---- DATASET ROWS

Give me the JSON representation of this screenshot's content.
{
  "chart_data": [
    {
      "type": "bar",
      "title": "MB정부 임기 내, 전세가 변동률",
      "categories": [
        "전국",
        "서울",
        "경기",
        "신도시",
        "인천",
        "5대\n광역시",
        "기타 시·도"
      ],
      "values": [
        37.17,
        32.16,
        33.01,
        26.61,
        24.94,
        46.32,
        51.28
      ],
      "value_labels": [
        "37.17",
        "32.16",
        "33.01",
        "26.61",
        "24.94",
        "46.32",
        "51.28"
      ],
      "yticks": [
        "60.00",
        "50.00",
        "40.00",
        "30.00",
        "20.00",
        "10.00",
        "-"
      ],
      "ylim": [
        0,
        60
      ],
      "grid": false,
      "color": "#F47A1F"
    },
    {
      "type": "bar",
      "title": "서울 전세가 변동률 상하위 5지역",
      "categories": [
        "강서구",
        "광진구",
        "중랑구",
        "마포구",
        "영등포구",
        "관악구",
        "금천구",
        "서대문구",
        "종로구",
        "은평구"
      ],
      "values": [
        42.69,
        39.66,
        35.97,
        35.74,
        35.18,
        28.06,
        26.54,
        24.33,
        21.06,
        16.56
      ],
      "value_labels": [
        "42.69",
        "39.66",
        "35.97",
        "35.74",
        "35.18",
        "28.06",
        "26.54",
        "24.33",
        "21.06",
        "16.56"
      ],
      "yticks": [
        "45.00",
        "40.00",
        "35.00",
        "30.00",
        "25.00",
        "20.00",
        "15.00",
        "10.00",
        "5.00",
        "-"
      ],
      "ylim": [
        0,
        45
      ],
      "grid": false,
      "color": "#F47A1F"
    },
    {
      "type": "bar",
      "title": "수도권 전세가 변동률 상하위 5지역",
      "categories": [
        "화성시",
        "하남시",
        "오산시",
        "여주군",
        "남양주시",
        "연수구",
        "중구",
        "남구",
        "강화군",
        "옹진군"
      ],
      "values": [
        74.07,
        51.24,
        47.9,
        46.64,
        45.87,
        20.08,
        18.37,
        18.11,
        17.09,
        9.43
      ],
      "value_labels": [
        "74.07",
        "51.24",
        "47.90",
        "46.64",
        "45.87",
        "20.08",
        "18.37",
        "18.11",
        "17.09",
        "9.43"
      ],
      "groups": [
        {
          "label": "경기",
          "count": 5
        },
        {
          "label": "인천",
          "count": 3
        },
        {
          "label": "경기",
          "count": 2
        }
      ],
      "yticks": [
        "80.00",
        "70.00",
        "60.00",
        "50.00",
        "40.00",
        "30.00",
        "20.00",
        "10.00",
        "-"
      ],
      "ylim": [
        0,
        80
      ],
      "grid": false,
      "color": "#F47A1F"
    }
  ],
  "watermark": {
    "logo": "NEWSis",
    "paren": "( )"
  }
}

--------

§ **WHAT YOU WILL DO**
Print all of the data exactly as it was given.

§ **FULL ANSWER**
Give me the JSON representation of this screenshot's content.
{
  "chart_data": [
    {
      "type": "bar",
      "title": "MB정부 임기 내, 전세가 변동률",
      "categories": [
        "전국",
        "서울",
        "경기",
        "신도시",
        "인천",
        "5대\n광역시",
        "기타 시·도"
      ],
      "values": [
        37.17,
        32.16,
        33.01,
        26.61,
        24.94,
        46.32,
        51.28
      ],
      "value_labels": [
        "37.17",
        "32.16",
        "33.01",
        "26.61",
        "24.94",
        "46.32",
        "51.28"
      ],
      "yticks": [
        "60.00",
        "50.00",
        "40.00",
        "30.00",
        "20.00",
        "10.00",
        "-"
      ],
      "ylim": [
        0,
        60
      ],
      "grid": false,
      "color": "#F47A1F"
    },
    {
      "type": "bar",
      "title": "서울 전세가 변동률 상하위 5지역",
      "categories": [
        "강서구",
        "광진구",
        "중랑구",
        "마포구",
        "영등포구",
        "관악구",
        "금천구",
        "서대문구",
        "종로구",
        "은평구"
      ],
      "values": [
        42.69,
        39.66,
        35.97,
        35.74,
        35.18,
        28.06,
        26.54,
        24.33,
        21.06,
        16.56
      ],
      "value_labels": [
        "42.69",
        "39.66",
        "35.97",
        "35.74",
        "35.18",
        "28.06",
        "26.54",
        "24.33",
        "21.06",
        "16.56"
      ],
      "yticks": [
        "45.00",
        "40.00",
        "35.00",
        "30.00",
        "25.00",
        "20.00",
        "15.00",
        "10.00",
        "5.00",
        "-"
      ],
      "ylim": [
        0,
        45
      ],
      "grid": false,
      "color": "#F47A1F"
    },
    {
      "type": "bar",
      "title": "수도권 전세가 변동률 상하위 5지역",
      "categories": [
        "화성시",
        "하남시",
        "오산시",
        "여주군",
        "남양주시",
        "연수구",
        "중구",
        "남구",
        "강화군",
        "옹진군"
      ],
      "values": [
        74.07,
        51.24,
        47.9,
        46.64,
        45.87,
        20.08,
        18.37,
        18.11,
        17.09,
        9.43
      ],
      "value_labels": [
        "74.07",
        "51.24",
        "47.90",
        "46.64",
        "45.87",
        "20.08",
        "18.37",
        "18.11",
        "17.09",
        "9.43"
      ],
      "groups": [
        {
          "label": "경기",
          "count": 5
        },
        {
          "label": "인천",
          "count": 3
        },
        {
          "label": "경기",
          "count": 2
        }
      ],
      "yticks": [
        "80.00",
        "70.00",
        "60.00",
        "50.00",
        "40.00",
        "30.00",
        "20.00",
        "10.00",
        "-"
      ],
      "ylim": [
        0,
        80
      ],
      "grid": false,
      "color": "#F47A1F"
    }
  ],
  "watermark": {
    "logo": "NEWSis",
    "paren": "( )"
  }
}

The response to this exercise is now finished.